→ **AIM OF THE EXERCISE**
Extract, from the records beneath this instruction, each line that contains the word "JSON".

→ **TASK INPUTS**
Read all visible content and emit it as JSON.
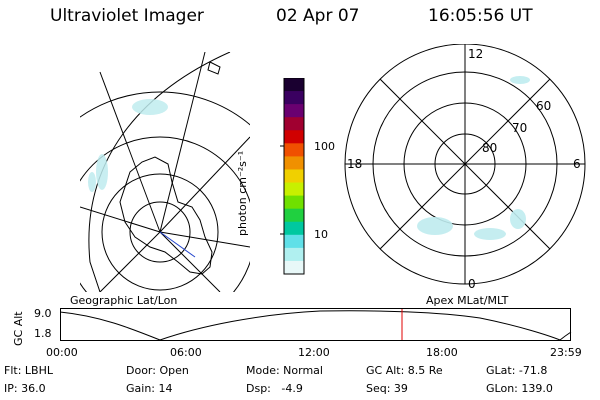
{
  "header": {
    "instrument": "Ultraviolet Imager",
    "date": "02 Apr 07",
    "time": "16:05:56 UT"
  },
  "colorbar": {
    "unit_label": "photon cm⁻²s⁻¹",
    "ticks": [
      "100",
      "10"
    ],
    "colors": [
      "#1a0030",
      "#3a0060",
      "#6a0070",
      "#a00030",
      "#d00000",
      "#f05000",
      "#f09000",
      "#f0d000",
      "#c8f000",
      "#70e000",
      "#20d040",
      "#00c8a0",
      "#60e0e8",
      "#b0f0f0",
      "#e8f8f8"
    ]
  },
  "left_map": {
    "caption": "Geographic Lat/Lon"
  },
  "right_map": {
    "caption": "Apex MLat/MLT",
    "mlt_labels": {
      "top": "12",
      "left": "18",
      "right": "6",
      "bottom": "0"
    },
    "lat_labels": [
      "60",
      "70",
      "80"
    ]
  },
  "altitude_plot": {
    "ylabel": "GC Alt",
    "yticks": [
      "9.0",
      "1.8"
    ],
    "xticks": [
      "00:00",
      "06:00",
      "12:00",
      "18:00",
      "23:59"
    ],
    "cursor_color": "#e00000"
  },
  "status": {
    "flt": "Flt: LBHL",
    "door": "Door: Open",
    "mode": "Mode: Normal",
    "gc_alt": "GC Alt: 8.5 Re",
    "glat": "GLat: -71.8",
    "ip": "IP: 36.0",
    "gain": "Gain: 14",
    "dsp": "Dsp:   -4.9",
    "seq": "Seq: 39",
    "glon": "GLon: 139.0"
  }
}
* * *
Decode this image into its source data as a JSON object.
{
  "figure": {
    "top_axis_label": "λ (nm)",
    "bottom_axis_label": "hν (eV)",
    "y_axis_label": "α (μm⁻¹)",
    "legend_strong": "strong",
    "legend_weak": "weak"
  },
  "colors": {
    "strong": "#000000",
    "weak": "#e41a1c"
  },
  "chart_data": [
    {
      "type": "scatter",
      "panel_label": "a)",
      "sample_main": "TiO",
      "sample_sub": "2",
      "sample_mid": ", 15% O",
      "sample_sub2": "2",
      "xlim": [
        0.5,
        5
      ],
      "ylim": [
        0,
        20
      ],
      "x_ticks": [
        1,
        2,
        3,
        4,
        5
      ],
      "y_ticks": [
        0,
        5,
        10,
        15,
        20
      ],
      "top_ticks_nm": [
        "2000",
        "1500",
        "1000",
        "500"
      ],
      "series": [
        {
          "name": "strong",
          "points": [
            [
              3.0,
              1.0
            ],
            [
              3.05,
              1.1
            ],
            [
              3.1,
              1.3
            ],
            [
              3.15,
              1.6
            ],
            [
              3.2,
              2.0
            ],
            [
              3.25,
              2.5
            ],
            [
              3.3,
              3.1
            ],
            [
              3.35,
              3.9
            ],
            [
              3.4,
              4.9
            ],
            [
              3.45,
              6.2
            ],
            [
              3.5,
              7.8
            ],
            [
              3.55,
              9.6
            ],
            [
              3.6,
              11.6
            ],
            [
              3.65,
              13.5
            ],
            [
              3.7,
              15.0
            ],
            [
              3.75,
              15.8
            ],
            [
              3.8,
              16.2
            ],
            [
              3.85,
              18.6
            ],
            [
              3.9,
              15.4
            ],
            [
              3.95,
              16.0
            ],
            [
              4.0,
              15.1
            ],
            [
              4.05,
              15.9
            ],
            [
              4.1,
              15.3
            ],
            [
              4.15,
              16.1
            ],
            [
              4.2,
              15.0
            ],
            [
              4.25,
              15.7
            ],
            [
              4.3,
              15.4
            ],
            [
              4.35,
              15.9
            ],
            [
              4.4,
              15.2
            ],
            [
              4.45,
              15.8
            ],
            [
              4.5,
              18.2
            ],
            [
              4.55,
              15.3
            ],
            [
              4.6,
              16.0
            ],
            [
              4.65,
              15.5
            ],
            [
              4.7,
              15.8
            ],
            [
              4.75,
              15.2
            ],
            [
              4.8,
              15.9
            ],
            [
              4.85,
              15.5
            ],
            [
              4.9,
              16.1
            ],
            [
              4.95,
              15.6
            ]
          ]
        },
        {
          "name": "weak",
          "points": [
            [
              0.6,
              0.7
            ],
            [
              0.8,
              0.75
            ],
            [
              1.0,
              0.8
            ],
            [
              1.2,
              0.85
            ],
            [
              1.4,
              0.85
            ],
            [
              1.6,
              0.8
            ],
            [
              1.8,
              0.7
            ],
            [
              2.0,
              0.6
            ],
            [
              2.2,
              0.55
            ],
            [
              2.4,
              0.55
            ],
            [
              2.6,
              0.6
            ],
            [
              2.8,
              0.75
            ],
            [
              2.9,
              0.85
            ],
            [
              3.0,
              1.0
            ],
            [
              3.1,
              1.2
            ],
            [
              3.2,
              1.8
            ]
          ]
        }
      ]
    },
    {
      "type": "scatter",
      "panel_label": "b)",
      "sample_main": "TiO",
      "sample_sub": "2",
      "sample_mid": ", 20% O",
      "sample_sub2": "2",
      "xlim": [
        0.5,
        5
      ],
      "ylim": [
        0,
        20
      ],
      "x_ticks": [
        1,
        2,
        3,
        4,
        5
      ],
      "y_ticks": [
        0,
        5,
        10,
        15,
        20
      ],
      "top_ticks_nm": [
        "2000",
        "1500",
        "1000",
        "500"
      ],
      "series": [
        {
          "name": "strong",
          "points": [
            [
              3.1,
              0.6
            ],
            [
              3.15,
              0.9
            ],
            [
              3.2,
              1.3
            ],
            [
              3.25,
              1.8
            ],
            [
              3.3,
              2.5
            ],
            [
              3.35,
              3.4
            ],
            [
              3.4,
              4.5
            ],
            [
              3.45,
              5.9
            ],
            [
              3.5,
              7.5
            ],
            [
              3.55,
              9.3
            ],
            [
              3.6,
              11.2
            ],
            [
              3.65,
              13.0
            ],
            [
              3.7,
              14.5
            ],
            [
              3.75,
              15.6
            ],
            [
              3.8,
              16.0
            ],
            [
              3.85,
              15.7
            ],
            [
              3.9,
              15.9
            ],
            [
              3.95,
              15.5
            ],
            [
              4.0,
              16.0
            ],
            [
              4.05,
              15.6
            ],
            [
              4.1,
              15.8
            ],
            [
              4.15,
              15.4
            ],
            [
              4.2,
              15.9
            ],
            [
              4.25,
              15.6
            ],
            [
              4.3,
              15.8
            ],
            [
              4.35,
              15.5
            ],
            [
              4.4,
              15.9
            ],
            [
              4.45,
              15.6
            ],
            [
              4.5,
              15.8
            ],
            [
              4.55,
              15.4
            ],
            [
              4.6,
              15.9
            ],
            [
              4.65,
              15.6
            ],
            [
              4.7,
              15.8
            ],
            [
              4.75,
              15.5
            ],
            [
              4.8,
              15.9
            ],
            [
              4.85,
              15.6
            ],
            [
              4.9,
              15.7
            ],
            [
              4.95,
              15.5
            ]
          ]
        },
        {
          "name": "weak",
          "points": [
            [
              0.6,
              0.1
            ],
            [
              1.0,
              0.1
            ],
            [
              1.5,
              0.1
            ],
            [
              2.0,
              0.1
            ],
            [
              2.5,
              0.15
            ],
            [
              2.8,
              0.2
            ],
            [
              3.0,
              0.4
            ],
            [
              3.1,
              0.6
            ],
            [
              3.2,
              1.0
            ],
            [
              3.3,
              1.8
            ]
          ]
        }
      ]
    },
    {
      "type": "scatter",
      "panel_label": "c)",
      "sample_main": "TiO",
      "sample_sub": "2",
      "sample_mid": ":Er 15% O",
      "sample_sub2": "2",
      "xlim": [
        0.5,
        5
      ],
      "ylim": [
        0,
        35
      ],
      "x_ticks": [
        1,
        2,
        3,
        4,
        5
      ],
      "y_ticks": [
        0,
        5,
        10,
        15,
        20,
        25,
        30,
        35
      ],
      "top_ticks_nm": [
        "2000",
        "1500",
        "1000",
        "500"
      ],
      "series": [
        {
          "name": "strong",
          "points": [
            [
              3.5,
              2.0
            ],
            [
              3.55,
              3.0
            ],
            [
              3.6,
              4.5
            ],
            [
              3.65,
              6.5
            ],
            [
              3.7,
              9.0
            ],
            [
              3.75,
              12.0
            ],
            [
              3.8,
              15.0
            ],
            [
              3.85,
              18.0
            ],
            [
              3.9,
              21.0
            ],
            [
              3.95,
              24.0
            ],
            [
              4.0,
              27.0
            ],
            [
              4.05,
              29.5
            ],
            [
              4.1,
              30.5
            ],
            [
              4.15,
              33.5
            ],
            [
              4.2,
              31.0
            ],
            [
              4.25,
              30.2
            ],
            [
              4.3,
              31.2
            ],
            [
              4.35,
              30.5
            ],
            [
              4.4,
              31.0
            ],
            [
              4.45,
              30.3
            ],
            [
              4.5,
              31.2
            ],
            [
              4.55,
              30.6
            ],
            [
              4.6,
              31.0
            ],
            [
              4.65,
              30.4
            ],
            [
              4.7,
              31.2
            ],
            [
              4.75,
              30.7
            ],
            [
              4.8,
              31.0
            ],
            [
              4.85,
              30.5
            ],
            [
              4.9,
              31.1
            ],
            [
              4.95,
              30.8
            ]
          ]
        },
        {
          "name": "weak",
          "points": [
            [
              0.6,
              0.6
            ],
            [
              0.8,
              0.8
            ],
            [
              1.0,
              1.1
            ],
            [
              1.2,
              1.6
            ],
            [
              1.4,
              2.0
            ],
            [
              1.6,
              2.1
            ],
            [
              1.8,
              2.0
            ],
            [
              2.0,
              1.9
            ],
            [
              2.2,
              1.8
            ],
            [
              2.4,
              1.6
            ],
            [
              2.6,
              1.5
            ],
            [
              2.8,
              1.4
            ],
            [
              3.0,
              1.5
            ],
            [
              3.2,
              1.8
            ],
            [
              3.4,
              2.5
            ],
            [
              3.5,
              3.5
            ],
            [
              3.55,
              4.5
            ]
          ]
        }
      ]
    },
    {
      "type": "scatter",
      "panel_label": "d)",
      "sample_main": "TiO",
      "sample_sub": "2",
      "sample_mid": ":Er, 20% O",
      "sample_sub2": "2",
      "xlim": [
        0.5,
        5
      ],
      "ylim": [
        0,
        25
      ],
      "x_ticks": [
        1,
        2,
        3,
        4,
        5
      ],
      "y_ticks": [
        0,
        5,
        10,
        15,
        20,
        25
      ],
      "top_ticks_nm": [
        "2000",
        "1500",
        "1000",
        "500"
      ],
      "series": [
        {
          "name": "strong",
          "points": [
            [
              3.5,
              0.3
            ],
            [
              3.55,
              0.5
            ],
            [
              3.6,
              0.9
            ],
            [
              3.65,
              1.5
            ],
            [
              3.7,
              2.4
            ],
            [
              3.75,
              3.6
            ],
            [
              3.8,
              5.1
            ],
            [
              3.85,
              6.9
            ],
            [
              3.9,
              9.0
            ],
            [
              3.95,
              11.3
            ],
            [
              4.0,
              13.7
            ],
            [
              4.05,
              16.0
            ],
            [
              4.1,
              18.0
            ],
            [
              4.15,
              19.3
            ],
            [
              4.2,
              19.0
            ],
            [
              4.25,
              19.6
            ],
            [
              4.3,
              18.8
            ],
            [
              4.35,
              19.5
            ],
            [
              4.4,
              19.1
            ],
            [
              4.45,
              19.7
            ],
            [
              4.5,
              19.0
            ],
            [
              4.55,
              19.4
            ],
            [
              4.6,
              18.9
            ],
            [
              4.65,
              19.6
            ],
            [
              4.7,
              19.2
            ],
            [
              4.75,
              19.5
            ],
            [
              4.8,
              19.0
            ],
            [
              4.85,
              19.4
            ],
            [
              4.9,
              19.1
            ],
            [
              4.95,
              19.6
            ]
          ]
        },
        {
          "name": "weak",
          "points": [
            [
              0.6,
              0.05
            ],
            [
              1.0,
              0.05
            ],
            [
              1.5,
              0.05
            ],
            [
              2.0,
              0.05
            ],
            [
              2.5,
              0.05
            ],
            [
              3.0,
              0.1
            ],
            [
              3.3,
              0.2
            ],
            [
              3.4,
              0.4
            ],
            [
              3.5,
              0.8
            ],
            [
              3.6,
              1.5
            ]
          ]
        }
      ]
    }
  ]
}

→ **ANSWER TO THIS PROBLEM**
Read all visible content and emit it as JSON.
Decode this image into its source data as a JSON object.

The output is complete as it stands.